## DATA LINES:
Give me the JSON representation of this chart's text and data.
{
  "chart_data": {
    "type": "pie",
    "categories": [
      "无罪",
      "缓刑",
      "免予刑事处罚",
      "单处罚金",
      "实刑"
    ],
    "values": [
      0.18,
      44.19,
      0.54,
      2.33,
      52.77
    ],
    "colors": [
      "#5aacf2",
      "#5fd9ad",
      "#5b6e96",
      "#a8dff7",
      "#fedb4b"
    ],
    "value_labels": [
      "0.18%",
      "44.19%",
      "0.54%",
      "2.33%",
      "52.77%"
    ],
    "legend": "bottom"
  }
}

## GIVEN TASK:
Copy all the records above exactly, missing none.

## OUTPUT BELOW:
Give me the JSON representation of this chart's text and data.
{
  "chart_data": {
    "type": "pie",
    "categories": [
      "无罪",
      "缓刑",
      "免予刑事处罚",
      "单处罚金",
      "实刑"
    ],
    "values": [
      0.18,
      44.19,
      0.54,
      2.33,
      52.77
    ],
    "colors": [
      "#5aacf2",
      "#5fd9ad",
      "#5b6e96",
      "#a8dff7",
      "#fedb4b"
    ],
    "value_labels": [
      "0.18%",
      "44.19%",
      "0.54%",
      "2.33%",
      "52.77%"
    ],
    "legend": "bottom"
  }
}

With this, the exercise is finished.